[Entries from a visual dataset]
___

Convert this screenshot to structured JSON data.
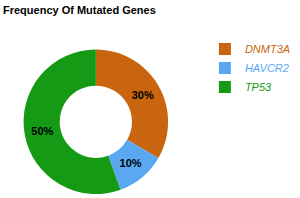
{
  "chart_data": {
    "type": "pie",
    "title": "Frequency Of Mutated Genes",
    "categories": [
      "DNMT3A",
      "HAVCR2",
      "TP53"
    ],
    "values": [
      30,
      10,
      50
    ],
    "value_labels": [
      "30%",
      "10%",
      "50%"
    ],
    "colors": [
      "#c8650e",
      "#5aa8f2",
      "#149a14"
    ],
    "data_labels": true,
    "legend": "upper right"
  }
}
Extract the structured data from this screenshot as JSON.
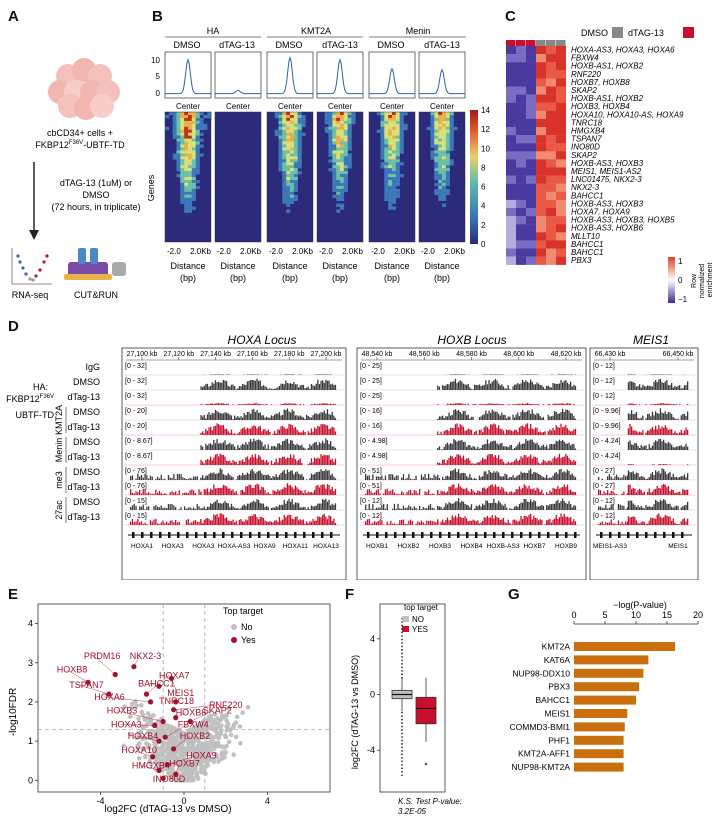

___

* **Work instruction**
Transcribe the records above verbatim. Do not carry over any picture.

* **Answer area**
Convert this screenshot to structured JSON data.
{
  "chart_data": {
    "type": "pie",
    "title": "Frequency Of Mutated Genes",
    "categories": [
      "DNMT3A",
      "HAVCR2",
      "TP53"
    ],
    "values": [
      30,
      10,
      50
    ],
    "value_labels": [
      "30%",
      "10%",
      "50%"
    ],
    "colors": [
      "#c8650e",
      "#5aa8f2",
      "#149a14"
    ],
    "data_labels": true,
    "legend": "upper right"
  }
}
Extract the structured data from this screenshot as JSON.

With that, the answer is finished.